• [Set task] Report the count of lines where the string "JSON" appears, and nothing else.

• [Supplied records]
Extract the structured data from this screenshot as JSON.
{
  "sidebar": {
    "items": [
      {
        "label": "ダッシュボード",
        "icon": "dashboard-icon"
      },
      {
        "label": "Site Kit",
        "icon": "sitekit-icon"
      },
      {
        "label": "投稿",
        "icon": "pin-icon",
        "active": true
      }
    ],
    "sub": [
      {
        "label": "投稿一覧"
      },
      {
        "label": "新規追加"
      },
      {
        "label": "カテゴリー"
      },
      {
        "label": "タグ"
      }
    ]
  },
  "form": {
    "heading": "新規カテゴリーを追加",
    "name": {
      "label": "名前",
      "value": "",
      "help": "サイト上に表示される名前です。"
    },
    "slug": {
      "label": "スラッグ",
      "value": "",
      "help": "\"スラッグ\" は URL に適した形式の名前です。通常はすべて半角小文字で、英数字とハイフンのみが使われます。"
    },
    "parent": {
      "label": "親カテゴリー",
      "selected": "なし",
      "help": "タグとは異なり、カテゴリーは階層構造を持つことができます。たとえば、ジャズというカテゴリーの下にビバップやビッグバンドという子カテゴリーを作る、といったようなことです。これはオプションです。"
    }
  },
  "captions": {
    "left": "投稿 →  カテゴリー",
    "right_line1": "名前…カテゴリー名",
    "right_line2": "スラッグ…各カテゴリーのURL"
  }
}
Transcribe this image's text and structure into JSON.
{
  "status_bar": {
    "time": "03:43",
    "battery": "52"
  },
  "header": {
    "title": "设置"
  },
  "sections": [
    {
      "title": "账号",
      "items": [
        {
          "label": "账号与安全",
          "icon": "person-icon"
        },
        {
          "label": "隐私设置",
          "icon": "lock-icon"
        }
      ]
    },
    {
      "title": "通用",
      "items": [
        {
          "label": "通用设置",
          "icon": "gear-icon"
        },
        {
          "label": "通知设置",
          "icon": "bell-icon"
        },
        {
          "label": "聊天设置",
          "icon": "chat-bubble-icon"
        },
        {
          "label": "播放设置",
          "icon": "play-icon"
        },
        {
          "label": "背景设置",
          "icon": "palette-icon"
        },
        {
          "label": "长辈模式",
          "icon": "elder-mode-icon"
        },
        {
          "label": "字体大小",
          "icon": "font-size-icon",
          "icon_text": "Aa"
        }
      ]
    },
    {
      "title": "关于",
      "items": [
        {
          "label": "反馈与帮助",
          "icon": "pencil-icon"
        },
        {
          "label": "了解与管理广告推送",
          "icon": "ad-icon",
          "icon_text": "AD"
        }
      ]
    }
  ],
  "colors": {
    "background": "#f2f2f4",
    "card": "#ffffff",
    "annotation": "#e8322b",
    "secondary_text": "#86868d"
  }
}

• [Solution] 2